[Stored records]
○ ○ ○ ○
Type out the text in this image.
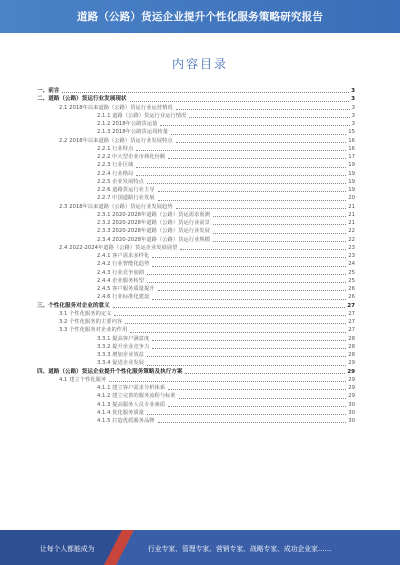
道路（公路）货运企业提升个性化服务策略研究报告
内容目录
一、前言	3
二、道路（公路）货运行业发展现状	3
2.1 2018年以来道路（公路）货运行业运营情况	3
2.1.1 道路（公路）货运行业运行情况	3
2.1.2 2018年公路货运量	3
2.1.3 2018年公路货运周转量	15
2.2 2018年以来道路（公路）货运行业发展特点	16
2.2.1 行业特点	16
2.2.2 中大型企业市场化份额	17
2.2.3 行业区域	19
2.2.4 行业格局	19
2.2.5 企业发展特点	19
2.2.6 道路货运行业主导	19
2.2.7 中国道路行业发展	20
2.3 2018年以来道路（公路）货运行业发展趋势	21
2.3.1 2020-2028年道路（公路）货运需求预测	21
2.3.2 2020-2028年道路（公路）货运行业前景	21
2.3.3 2020-2028年道路（公路）货运行业发展	22
2.3.4 2020-2028年道路（公路）货运行业规模	22
2.4 2022-2024年道路（公路）货运企业发展展望	23
2.4.1 客户需求多样化	23
2.4.2 行业智能化趋势	24
2.4.3 行业竞争加剧	25
2.4.4 企业服务转型	25
2.4.5 客户服务质量提升	26
2.4.6 行业标准化建设	26
三、个性化服务对企业的意义	27
3.1 个性化服务的定义	27
3.2 个性化服务的主要内容	27
3.3 个性化服务对企业的作用	27
3.3.1 提高客户满意度	28
3.3.2 提升企业竞争力	28
3.3.3 增加企业效益	28
3.3.4 促进企业发展	29
四、道路（公路）货运企业提升个性化服务策略及执行方案	29
4.1 建立个性化服务	29
4.1.1 建立客户需求分析体系	29
4.1.2 建立完善的服务流程与标准	29
4.1.3 提高服务人员专业素质	30
4.1.4 优化服务质量	30
4.1.5 打造优质服务品牌	30
让每个人都能成为	行业专家、管理专家、营销专家、战略专家、成功企业家……
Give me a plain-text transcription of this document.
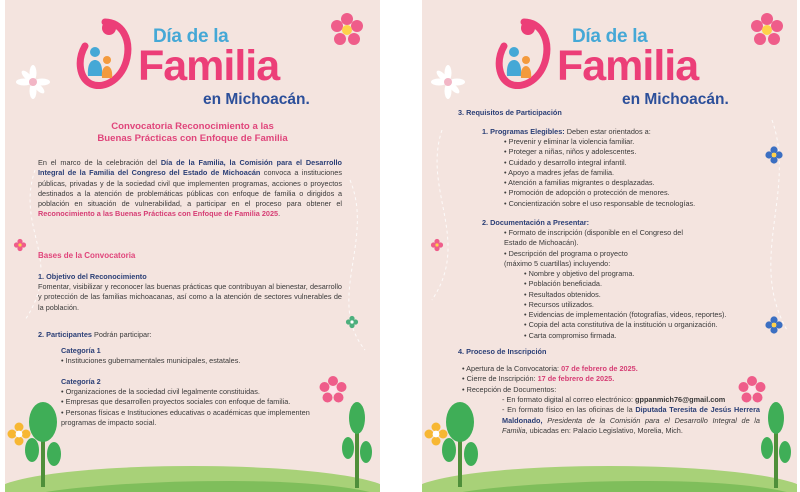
Día de la
Familia
en Michoacán.
Convocatoria Reconocimiento a las
Buenas Prácticas con Enfoque de Familia
En el marco de la celebración del Día de la Familia, la Comisión para el Desarrollo Integral de la Familia del Congreso del Estado de Michoacán convoca a instituciones públicas, privadas y de la sociedad civil que implementen programas, acciones o proyectos destinados a la atención de problemáticas públicas con enfoque de familia o dirigidos a población en situación de vulnerabilidad, a participar en el proceso para obtener el Reconocimiento a las Buenas Prácticas con Enfoque de Familia 2025.
Bases de la Convocatoria
1. Objetivo del Reconocimiento
Fomentar, visibilizar y reconocer las buenas prácticas que contribuyan al bienestar, desarrollo y protección de las familias michoacanas, así como a la atención de sectores vulnerables de la población.
2. Participantes Podrán participar:
Categoría 1
• Instituciones gubernamentales municipales, estatales.
Categoría 2
• Organizaciones de la sociedad civil legalmente constituidas.
• Empresas que desarrollen proyectos sociales con enfoque de familia.
• Personas físicas e Instituciones educativas o académicas que implementen programas de impacto social.
Día de la
Familia
en Michoacán.
3. Requisitos de Participación
1. Programas Elegibles: Deben estar orientados a:
• Prevenir y eliminar la violencia familiar.
• Proteger a niñas, niños y adolescentes.
• Cuidado y desarrollo integral infantil.
• Apoyo a madres jefas de familia.
• Atención a familias migrantes o desplazadas.
• Promoción de adopción o protección de menores.
• Concientización sobre el uso responsable de tecnologías.
2. Documentación a Presentar:
• Formato de inscripción (disponible en el Congreso del
Estado de Michoacán).
• Descripción del programa o proyecto
(máximo 5 cuartillas) incluyendo:
• Nombre y objetivo del programa.
• Población beneficiada.
• Resultados obtenidos.
• Recursos utilizados.
• Evidencias de implementación (fotografías, videos, reportes).
• Copia del acta constitutiva de la institución u organización.
• Carta compromiso firmada.
4. Proceso de Inscripción
• Apertura de la Convocatoria: 07 de febrero de 2025.
• Cierre de Inscripción: 17 de febrero de 2025.
• Recepción de Documentos:
- En formato digital al correo electrónico: gppanmich76@gmail.com
- En formato físico en las oficinas de la Diputada Teresita de Jesús Herrera Maldonado, Presidenta de la Comisión para el Desarrollo Integral de la Familia, ubicadas en: Palacio Legislativo, Morelia, Mich.
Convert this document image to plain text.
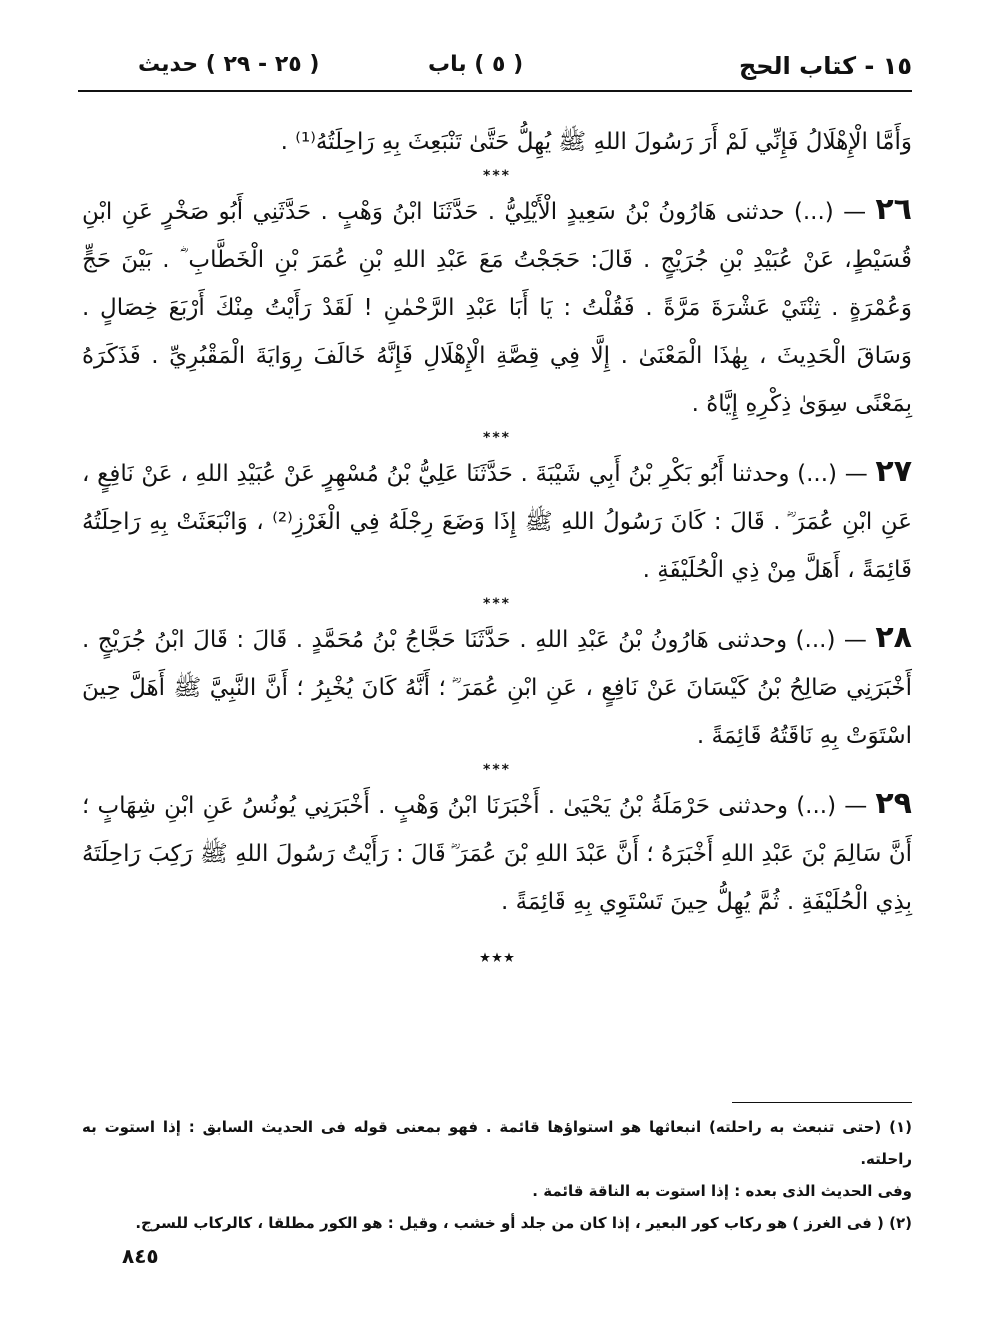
١٥ - كتاب الحج
( ٥ ) باب
( ٢٥ - ٢٩ ) حديث

وَأَمَّا الْإِهْلَالُ فَإِنِّي لَمْ أَرَ رَسُولَ اللهِ ﷺ يُهِلُّ حَتَّىٰ تَنْبَعِثَ بِهِ رَاحِلَتُهُ⁽¹⁾ .

***

٢٦ — (...) حدثنى هَارُونُ بْنُ سَعِيدٍ الْأَيْلِيُّ . حَدَّثَنَا ابْنُ وَهْبٍ . حَدَّثَنِي أَبُو صَخْرٍ عَنِ ابْنِ قُسَيْطٍ، عَنْ عُبَيْدِ بْنِ جُرَيْجٍ . قَالَ: حَجَجْتُ مَعَ عَبْدِ اللهِ بْنِ عُمَرَ بْنِ الْخَطَّابِ ؓ . بَيْنَ حَجٍّ وَعُمْرَةٍ . ثِنْتَيْ عَشْرَةَ مَرَّةً . فَقُلْتُ : يَا أَبَا عَبْدِ الرَّحْمٰنِ ! لَقَدْ رَأَيْتُ مِنْكَ أَرْبَعَ خِصَالٍ . وَسَاقَ الْحَدِيثَ ، بِهٰذَا الْمَعْنَىٰ . إِلَّا فِي قِصَّةِ الْإِهْلَالِ فَإِنَّهُ خَالَفَ رِوَايَةَ الْمَقْبُرِيِّ . فَذَكَرَهُ بِمَعْنًى سِوَىٰ ذِكْرِهِ إِيَّاهُ .

***

٢٧ — (...) وحدثنا أَبُو بَكْرِ بْنُ أَبِي شَيْبَةَ . حَدَّثَنَا عَلِيُّ بْنُ مُسْهِرٍ عَنْ عُبَيْدِ اللهِ ، عَنْ نَافِعٍ ، عَنِ ابْنِ عُمَرَ ؓ . قَالَ : كَانَ رَسُولُ اللهِ ﷺ إِذَا وَضَعَ رِجْلَهُ فِي الْغَرْزِ⁽²⁾ ، وَانْبَعَثَتْ بِهِ رَاحِلَتُهُ قَائِمَةً ، أَهَلَّ مِنْ ذِي الْحُلَيْفَةِ .

***

٢٨ — (...) وحدثنى هَارُونُ بْنُ عَبْدِ اللهِ . حَدَّثَنَا حَجَّاجُ بْنُ مُحَمَّدٍ . قَالَ : قَالَ ابْنُ جُرَيْجٍ . أَخْبَرَنِي صَالِحُ بْنُ كَيْسَانَ عَنْ نَافِعٍ ، عَنِ ابْنِ عُمَرَ ؓ ؛ أَنَّهُ كَانَ يُخْبِرُ ؛ أَنَّ النَّبِيَّ ﷺ أَهَلَّ حِينَ اسْتَوَتْ بِهِ نَاقَتُهُ قَائِمَةً .

***

٢٩ — (...) وحدثنى حَرْمَلَةُ بْنُ يَحْيَىٰ . أَخْبَرَنَا ابْنُ وَهْبٍ . أَخْبَرَنِي يُونُسُ عَنِ ابْنِ شِهَابٍ ؛ أَنَّ سَالِمَ بْنَ عَبْدِ اللهِ أَخْبَرَهُ ؛ أَنَّ عَبْدَ اللهِ بْنَ عُمَرَ ؓ قَالَ : رَأَيْتُ رَسُولَ اللهِ ﷺ رَكِبَ رَاحِلَتَهُ بِذِي الْحُلَيْفَةِ . ثُمَّ يُهِلُّ حِينَ تَسْتَوِي بِهِ قَائِمَةً .

٭٭٭

(١) (حتى تنبعث به راحلته) انبعاثها هو استواؤها قائمة . فهو بمعنى قوله فى الحديث السابق : إذا استوت به راحلته.

وفى الحديث الذى بعده : إذا استوت به الناقة قائمة .

(٢) ( فى الغرز ) هو ركاب كور البعير ، إذا كان من جلد أو خشب ، وقيل : هو الكور مطلقا ، كالركاب للسرج.

٨٤٥
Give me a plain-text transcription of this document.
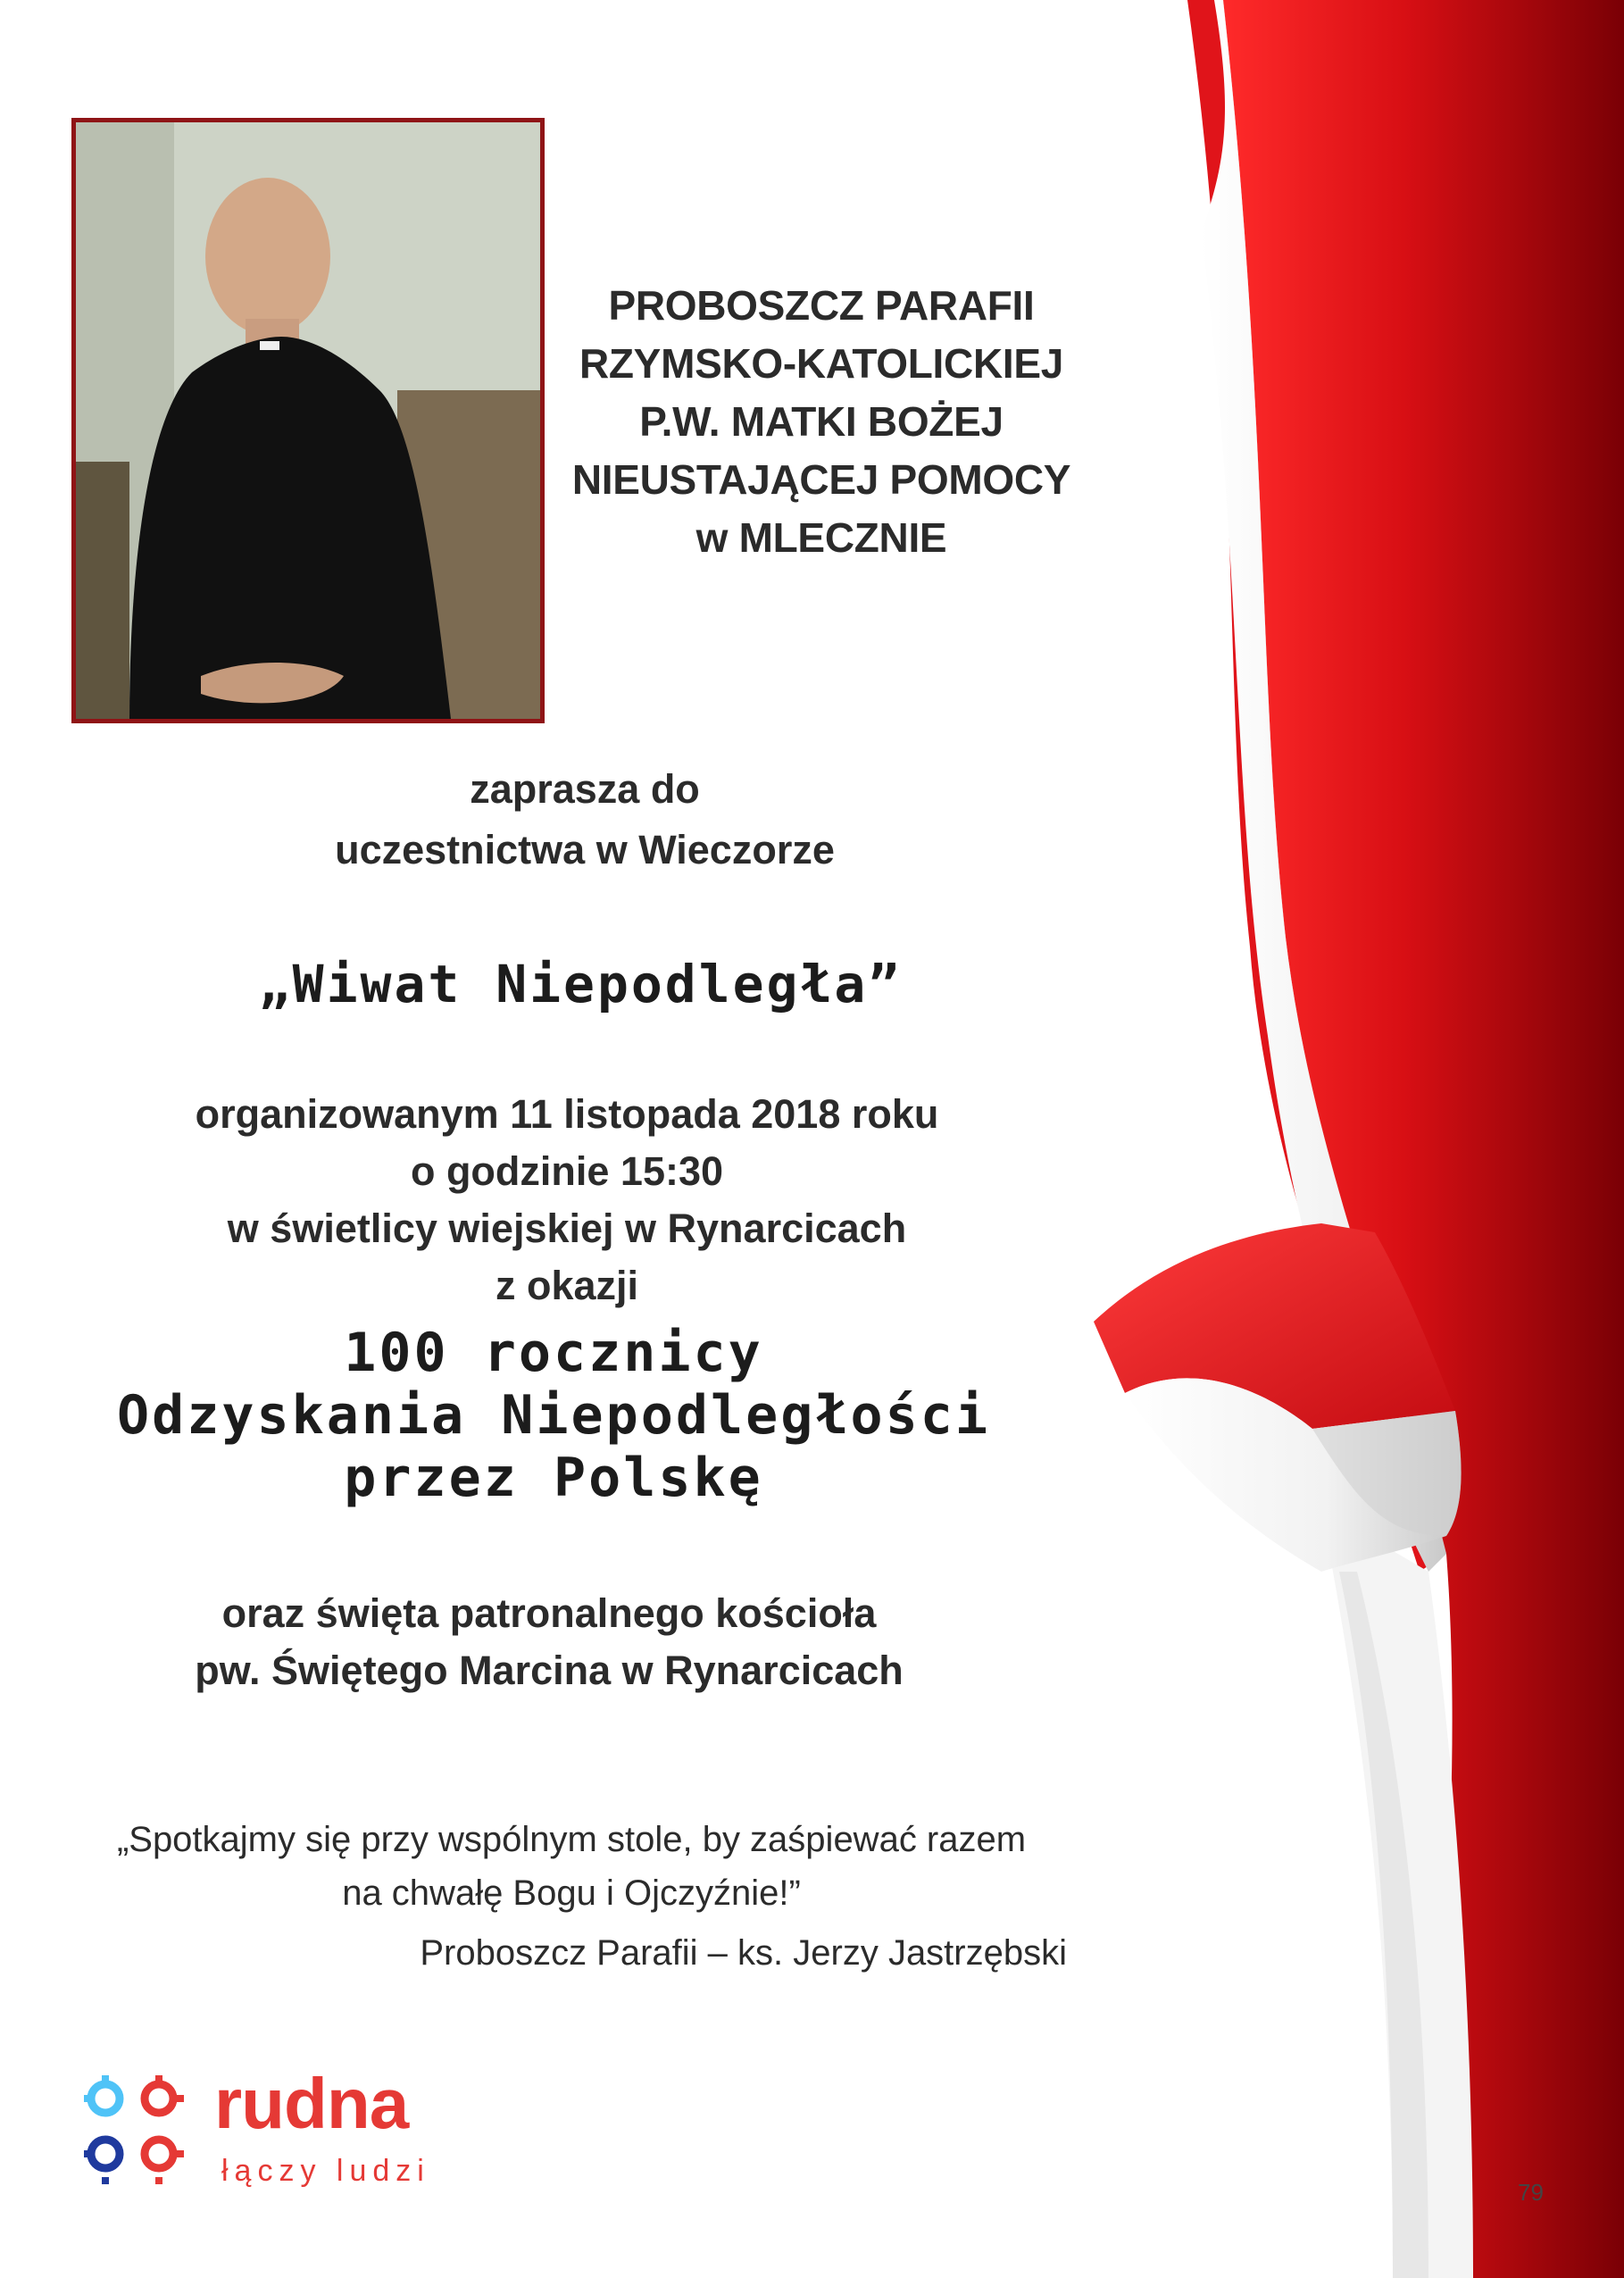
PROBOSZCZ PARAFII
RZYMSKO-KATOLICKIEJ
P.W. MATKI BOŻEJ
NIEUSTAJĄCEJ POMOCY
w MLECZNIE
zaprasza do
uczestnictwa w Wieczorze
„Wiwat Niepodległa”
organizowanym 11 listopada 2018 roku
o godzinie 15:30
w świetlicy wiejskiej w Rynarcicach
z okazji
100 rocznicy
Odzyskania Niepodległości
przez Polskę
oraz święta patronalnego kościoła
pw. Świętego Marcina w Rynarcicach
„Spotkajmy się przy wspólnym stole, by zaśpiewać razem
na chwałę Bogu i Ojczyźnie!”
Proboszcz Parafii – ks. Jerzy Jastrzębski
rudna
łączy ludzi
79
○ ○ ○ ○
*STATED PROBLEM*
Report how many lines of the data contain the word "this", using the number alone.

*TASK OUTPUT*
4